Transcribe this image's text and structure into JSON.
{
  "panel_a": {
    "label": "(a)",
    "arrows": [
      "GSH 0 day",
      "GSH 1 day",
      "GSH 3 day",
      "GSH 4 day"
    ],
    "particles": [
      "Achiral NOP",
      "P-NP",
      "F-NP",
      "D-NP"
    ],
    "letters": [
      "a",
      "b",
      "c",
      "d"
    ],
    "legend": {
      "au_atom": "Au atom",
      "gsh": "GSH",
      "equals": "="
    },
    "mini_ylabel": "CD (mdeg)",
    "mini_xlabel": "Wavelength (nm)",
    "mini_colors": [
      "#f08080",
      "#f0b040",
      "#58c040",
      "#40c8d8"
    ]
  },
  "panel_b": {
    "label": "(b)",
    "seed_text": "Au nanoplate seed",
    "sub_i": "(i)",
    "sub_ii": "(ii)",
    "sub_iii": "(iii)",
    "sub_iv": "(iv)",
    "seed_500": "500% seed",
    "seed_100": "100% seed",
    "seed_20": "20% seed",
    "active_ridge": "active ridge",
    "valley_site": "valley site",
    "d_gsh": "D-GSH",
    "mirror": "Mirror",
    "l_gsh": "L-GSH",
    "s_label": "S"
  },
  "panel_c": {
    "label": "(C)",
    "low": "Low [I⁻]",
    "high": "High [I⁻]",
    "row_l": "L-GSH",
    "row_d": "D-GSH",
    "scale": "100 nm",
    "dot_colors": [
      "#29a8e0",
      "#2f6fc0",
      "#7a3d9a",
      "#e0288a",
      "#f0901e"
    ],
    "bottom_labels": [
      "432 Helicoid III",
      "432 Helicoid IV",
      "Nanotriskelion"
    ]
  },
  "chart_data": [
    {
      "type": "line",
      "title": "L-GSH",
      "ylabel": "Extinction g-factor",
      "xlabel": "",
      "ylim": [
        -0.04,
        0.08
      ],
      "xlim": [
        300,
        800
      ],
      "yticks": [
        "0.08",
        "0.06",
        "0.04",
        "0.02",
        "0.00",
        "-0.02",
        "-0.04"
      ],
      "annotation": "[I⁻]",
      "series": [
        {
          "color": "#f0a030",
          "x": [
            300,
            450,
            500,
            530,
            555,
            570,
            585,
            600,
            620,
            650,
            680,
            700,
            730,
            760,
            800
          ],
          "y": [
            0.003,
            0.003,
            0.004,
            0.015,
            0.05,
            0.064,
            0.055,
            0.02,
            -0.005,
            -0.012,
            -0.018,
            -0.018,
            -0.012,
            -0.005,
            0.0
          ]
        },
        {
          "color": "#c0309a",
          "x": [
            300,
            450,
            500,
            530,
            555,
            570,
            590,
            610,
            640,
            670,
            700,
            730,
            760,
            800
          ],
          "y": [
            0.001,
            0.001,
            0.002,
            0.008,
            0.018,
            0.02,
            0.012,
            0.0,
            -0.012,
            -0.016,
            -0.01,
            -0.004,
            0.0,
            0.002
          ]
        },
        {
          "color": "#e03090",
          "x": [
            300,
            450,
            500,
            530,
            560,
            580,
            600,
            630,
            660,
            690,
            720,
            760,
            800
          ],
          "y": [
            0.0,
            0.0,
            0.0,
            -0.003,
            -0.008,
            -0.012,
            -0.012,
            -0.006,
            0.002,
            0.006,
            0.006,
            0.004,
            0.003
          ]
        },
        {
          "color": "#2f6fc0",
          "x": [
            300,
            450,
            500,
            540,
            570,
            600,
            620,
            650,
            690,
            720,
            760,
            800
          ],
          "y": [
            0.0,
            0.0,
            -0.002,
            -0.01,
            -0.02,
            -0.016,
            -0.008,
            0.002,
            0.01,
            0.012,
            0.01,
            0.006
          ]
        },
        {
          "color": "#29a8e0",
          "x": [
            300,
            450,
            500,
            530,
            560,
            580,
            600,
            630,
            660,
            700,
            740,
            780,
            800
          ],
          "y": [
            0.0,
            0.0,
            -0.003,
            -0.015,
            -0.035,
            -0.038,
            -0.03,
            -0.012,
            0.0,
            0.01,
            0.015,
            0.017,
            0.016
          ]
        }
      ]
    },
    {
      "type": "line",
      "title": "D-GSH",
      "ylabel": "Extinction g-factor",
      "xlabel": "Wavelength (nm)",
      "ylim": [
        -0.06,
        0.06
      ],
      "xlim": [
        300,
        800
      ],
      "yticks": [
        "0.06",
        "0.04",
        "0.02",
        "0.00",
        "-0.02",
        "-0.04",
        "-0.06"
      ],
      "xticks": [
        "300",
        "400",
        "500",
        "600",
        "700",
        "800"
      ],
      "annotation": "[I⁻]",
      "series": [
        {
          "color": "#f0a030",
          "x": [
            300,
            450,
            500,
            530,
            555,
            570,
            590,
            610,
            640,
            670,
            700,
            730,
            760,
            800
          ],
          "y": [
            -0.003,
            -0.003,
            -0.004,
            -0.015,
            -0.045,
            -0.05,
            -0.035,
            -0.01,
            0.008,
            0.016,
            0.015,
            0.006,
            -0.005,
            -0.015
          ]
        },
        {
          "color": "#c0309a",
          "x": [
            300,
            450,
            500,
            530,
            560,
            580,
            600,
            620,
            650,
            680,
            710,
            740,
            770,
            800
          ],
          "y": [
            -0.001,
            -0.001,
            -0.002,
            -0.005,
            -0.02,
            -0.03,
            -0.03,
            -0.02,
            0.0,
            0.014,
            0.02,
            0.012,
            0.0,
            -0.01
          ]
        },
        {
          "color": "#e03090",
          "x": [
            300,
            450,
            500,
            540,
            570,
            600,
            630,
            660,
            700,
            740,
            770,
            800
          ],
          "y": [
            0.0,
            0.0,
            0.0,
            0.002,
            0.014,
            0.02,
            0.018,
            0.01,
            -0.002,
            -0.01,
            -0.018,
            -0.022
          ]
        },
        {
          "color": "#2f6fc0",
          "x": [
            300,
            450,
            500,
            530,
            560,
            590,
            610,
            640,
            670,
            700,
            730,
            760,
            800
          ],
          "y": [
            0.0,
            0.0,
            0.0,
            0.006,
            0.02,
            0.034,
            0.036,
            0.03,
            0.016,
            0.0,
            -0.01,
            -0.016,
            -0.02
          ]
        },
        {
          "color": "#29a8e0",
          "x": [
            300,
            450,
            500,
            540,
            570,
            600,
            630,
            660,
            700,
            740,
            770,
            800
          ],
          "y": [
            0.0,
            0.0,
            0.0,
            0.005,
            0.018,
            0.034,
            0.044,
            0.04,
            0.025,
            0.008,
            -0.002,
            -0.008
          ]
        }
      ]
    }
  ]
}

TASK STATEMENT: Go through the listing above and restate it word for word.

FINAL RESULT:
Transcribe this image's text and structure into JSON.
{
  "panel_a": {
    "label": "(a)",
    "arrows": [
      "GSH 0 day",
      "GSH 1 day",
      "GSH 3 day",
      "GSH 4 day"
    ],
    "particles": [
      "Achiral NOP",
      "P-NP",
      "F-NP",
      "D-NP"
    ],
    "letters": [
      "a",
      "b",
      "c",
      "d"
    ],
    "legend": {
      "au_atom": "Au atom",
      "gsh": "GSH",
      "equals": "="
    },
    "mini_ylabel": "CD (mdeg)",
    "mini_xlabel": "Wavelength (nm)",
    "mini_colors": [
      "#f08080",
      "#f0b040",
      "#58c040",
      "#40c8d8"
    ]
  },
  "panel_b": {
    "label": "(b)",
    "seed_text": "Au nanoplate seed",
    "sub_i": "(i)",
    "sub_ii": "(ii)",
    "sub_iii": "(iii)",
    "sub_iv": "(iv)",
    "seed_500": "500% seed",
    "seed_100": "100% seed",
    "seed_20": "20% seed",
    "active_ridge": "active ridge",
    "valley_site": "valley site",
    "d_gsh": "D-GSH",
    "mirror": "Mirror",
    "l_gsh": "L-GSH",
    "s_label": "S"
  },
  "panel_c": {
    "label": "(C)",
    "low": "Low [I⁻]",
    "high": "High [I⁻]",
    "row_l": "L-GSH",
    "row_d": "D-GSH",
    "scale": "100 nm",
    "dot_colors": [
      "#29a8e0",
      "#2f6fc0",
      "#7a3d9a",
      "#e0288a",
      "#f0901e"
    ],
    "bottom_labels": [
      "432 Helicoid III",
      "432 Helicoid IV",
      "Nanotriskelion"
    ]
  },
  "chart_data": [
    {
      "type": "line",
      "title": "L-GSH",
      "ylabel": "Extinction g-factor",
      "xlabel": "",
      "ylim": [
        -0.04,
        0.08
      ],
      "xlim": [
        300,
        800
      ],
      "yticks": [
        "0.08",
        "0.06",
        "0.04",
        "0.02",
        "0.00",
        "-0.02",
        "-0.04"
      ],
      "annotation": "[I⁻]",
      "series": [
        {
          "color": "#f0a030",
          "x": [
            300,
            450,
            500,
            530,
            555,
            570,
            585,
            600,
            620,
            650,
            680,
            700,
            730,
            760,
            800
          ],
          "y": [
            0.003,
            0.003,
            0.004,
            0.015,
            0.05,
            0.064,
            0.055,
            0.02,
            -0.005,
            -0.012,
            -0.018,
            -0.018,
            -0.012,
            -0.005,
            0.0
          ]
        },
        {
          "color": "#c0309a",
          "x": [
            300,
            450,
            500,
            530,
            555,
            570,
            590,
            610,
            640,
            670,
            700,
            730,
            760,
            800
          ],
          "y": [
            0.001,
            0.001,
            0.002,
            0.008,
            0.018,
            0.02,
            0.012,
            0.0,
            -0.012,
            -0.016,
            -0.01,
            -0.004,
            0.0,
            0.002
          ]
        },
        {
          "color": "#e03090",
          "x": [
            300,
            450,
            500,
            530,
            560,
            580,
            600,
            630,
            660,
            690,
            720,
            760,
            800
          ],
          "y": [
            0.0,
            0.0,
            0.0,
            -0.003,
            -0.008,
            -0.012,
            -0.012,
            -0.006,
            0.002,
            0.006,
            0.006,
            0.004,
            0.003
          ]
        },
        {
          "color": "#2f6fc0",
          "x": [
            300,
            450,
            500,
            540,
            570,
            600,
            620,
            650,
            690,
            720,
            760,
            800
          ],
          "y": [
            0.0,
            0.0,
            -0.002,
            -0.01,
            -0.02,
            -0.016,
            -0.008,
            0.002,
            0.01,
            0.012,
            0.01,
            0.006
          ]
        },
        {
          "color": "#29a8e0",
          "x": [
            300,
            450,
            500,
            530,
            560,
            580,
            600,
            630,
            660,
            700,
            740,
            780,
            800
          ],
          "y": [
            0.0,
            0.0,
            -0.003,
            -0.015,
            -0.035,
            -0.038,
            -0.03,
            -0.012,
            0.0,
            0.01,
            0.015,
            0.017,
            0.016
          ]
        }
      ]
    },
    {
      "type": "line",
      "title": "D-GSH",
      "ylabel": "Extinction g-factor",
      "xlabel": "Wavelength (nm)",
      "ylim": [
        -0.06,
        0.06
      ],
      "xlim": [
        300,
        800
      ],
      "yticks": [
        "0.06",
        "0.04",
        "0.02",
        "0.00",
        "-0.02",
        "-0.04",
        "-0.06"
      ],
      "xticks": [
        "300",
        "400",
        "500",
        "600",
        "700",
        "800"
      ],
      "annotation": "[I⁻]",
      "series": [
        {
          "color": "#f0a030",
          "x": [
            300,
            450,
            500,
            530,
            555,
            570,
            590,
            610,
            640,
            670,
            700,
            730,
            760,
            800
          ],
          "y": [
            -0.003,
            -0.003,
            -0.004,
            -0.015,
            -0.045,
            -0.05,
            -0.035,
            -0.01,
            0.008,
            0.016,
            0.015,
            0.006,
            -0.005,
            -0.015
          ]
        },
        {
          "color": "#c0309a",
          "x": [
            300,
            450,
            500,
            530,
            560,
            580,
            600,
            620,
            650,
            680,
            710,
            740,
            770,
            800
          ],
          "y": [
            -0.001,
            -0.001,
            -0.002,
            -0.005,
            -0.02,
            -0.03,
            -0.03,
            -0.02,
            0.0,
            0.014,
            0.02,
            0.012,
            0.0,
            -0.01
          ]
        },
        {
          "color": "#e03090",
          "x": [
            300,
            450,
            500,
            540,
            570,
            600,
            630,
            660,
            700,
            740,
            770,
            800
          ],
          "y": [
            0.0,
            0.0,
            0.0,
            0.002,
            0.014,
            0.02,
            0.018,
            0.01,
            -0.002,
            -0.01,
            -0.018,
            -0.022
          ]
        },
        {
          "color": "#2f6fc0",
          "x": [
            300,
            450,
            500,
            530,
            560,
            590,
            610,
            640,
            670,
            700,
            730,
            760,
            800
          ],
          "y": [
            0.0,
            0.0,
            0.0,
            0.006,
            0.02,
            0.034,
            0.036,
            0.03,
            0.016,
            0.0,
            -0.01,
            -0.016,
            -0.02
          ]
        },
        {
          "color": "#29a8e0",
          "x": [
            300,
            450,
            500,
            540,
            570,
            600,
            630,
            660,
            700,
            740,
            770,
            800
          ],
          "y": [
            0.0,
            0.0,
            0.0,
            0.005,
            0.018,
            0.034,
            0.044,
            0.04,
            0.025,
            0.008,
            -0.002,
            -0.008
          ]
        }
      ]
    }
  ]
}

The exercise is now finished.